Could you repeat, word for word, every line from the one containing "Read all visible" through the final line of the records below, and nothing else?

::::::::::

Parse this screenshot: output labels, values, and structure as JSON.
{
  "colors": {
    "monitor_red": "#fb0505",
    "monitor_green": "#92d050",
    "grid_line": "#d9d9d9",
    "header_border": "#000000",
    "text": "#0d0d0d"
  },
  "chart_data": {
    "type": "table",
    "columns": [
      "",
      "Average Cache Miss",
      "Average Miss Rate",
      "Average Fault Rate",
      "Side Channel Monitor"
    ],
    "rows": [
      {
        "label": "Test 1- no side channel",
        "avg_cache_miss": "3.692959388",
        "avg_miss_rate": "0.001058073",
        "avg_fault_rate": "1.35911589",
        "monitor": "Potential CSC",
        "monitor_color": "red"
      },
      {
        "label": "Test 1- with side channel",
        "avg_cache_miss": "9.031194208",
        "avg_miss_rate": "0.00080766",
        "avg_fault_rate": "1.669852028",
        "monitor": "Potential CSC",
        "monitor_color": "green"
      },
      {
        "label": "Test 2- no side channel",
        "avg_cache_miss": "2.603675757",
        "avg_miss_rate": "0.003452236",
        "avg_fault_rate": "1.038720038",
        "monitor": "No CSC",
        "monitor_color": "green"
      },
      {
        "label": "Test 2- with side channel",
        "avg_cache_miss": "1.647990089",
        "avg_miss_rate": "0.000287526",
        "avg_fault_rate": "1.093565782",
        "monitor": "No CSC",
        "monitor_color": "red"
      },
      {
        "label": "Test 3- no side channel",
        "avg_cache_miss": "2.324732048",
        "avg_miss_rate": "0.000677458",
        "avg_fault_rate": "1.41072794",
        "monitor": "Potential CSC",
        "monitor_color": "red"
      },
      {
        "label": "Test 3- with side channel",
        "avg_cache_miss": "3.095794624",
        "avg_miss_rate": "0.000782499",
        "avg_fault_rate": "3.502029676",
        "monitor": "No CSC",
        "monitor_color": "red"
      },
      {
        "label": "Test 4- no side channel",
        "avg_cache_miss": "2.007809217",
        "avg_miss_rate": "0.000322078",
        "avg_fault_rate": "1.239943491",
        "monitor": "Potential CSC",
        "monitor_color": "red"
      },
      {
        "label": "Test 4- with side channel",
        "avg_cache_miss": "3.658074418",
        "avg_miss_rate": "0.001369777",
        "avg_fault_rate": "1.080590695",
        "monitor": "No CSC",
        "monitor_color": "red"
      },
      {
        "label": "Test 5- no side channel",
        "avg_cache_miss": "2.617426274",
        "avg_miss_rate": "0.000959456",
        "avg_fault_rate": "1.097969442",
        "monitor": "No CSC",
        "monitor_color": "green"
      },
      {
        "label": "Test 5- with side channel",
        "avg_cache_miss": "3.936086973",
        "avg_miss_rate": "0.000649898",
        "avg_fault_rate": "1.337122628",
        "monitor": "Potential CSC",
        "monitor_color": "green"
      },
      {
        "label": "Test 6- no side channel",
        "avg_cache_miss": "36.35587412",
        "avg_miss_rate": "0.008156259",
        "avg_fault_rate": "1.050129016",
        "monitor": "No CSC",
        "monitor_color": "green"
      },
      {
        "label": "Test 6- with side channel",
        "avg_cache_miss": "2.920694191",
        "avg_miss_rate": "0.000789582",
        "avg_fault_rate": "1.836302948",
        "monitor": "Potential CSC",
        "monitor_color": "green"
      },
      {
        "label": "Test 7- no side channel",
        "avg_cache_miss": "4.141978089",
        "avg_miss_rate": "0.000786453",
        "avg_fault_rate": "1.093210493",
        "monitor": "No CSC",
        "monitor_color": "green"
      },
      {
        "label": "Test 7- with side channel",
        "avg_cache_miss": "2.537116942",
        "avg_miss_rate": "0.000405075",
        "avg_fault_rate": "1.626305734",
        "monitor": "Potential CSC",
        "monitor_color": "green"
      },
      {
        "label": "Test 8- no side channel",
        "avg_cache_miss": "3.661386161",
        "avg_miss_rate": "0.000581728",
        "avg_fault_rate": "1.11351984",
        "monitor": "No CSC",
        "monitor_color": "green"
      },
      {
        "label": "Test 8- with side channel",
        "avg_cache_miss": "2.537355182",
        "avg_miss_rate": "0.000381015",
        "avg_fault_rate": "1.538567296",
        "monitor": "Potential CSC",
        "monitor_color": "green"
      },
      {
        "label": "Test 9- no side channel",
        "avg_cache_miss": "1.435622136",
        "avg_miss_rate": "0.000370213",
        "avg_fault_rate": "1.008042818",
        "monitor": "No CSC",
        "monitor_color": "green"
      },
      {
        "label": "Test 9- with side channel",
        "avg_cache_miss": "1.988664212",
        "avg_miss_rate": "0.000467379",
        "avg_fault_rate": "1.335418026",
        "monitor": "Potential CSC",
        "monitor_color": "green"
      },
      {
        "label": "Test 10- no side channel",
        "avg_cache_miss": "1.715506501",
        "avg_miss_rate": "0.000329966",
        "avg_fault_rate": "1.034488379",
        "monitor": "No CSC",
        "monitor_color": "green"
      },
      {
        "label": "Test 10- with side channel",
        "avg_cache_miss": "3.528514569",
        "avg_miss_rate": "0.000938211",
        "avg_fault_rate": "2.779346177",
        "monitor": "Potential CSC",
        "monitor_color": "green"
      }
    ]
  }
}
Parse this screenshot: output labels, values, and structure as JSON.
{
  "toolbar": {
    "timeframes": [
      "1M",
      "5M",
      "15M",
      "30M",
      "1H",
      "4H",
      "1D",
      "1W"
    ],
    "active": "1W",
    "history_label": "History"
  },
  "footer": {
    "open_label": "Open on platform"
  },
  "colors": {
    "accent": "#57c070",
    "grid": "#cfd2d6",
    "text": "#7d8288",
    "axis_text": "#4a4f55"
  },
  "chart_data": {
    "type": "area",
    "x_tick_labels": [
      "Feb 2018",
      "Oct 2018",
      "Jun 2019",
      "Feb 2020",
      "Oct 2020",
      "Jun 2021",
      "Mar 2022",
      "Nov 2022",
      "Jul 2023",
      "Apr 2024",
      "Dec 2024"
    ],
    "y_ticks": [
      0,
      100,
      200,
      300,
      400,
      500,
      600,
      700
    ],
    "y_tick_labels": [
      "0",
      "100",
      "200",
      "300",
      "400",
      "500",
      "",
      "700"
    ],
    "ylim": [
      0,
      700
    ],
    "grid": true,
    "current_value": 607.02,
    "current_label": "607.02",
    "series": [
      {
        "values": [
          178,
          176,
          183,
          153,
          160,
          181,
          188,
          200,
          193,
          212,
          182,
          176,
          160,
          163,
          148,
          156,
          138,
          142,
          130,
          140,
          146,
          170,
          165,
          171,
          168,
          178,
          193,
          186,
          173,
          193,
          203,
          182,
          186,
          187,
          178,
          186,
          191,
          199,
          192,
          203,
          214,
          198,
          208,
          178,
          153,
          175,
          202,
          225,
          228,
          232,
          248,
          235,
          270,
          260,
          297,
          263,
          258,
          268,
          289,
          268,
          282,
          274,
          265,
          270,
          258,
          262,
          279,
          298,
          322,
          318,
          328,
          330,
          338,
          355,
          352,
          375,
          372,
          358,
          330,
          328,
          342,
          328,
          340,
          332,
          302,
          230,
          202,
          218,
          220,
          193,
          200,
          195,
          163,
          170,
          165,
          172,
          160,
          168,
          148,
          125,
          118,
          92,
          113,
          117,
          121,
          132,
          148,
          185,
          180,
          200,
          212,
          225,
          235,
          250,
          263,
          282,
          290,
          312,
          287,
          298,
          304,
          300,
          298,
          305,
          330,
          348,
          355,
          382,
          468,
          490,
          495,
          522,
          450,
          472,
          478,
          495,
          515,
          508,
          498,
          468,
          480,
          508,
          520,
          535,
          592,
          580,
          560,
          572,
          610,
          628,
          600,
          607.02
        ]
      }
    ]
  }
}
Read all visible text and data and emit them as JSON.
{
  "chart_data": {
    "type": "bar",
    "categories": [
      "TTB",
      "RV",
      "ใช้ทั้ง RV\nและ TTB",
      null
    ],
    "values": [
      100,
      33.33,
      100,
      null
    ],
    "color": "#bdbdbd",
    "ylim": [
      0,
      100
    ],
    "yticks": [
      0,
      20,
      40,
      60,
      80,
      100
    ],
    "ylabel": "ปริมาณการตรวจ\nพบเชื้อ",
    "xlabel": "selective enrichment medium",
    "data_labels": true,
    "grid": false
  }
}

::::::::::

Solution:
Read all visible text and data and emit them as JSON.
{
  "chart_data": {
    "type": "bar",
    "categories": [
      "TTB",
      "RV",
      "ใช้ทั้ง RV\nและ TTB",
      null
    ],
    "values": [
      100,
      33.33,
      100,
      null
    ],
    "color": "#bdbdbd",
    "ylim": [
      0,
      100
    ],
    "yticks": [
      0,
      20,
      40,
      60,
      80,
      100
    ],
    "ylabel": "ปริมาณการตรวจ\nพบเชื้อ",
    "xlabel": "selective enrichment medium",
    "data_labels": true,
    "grid": false
  }
}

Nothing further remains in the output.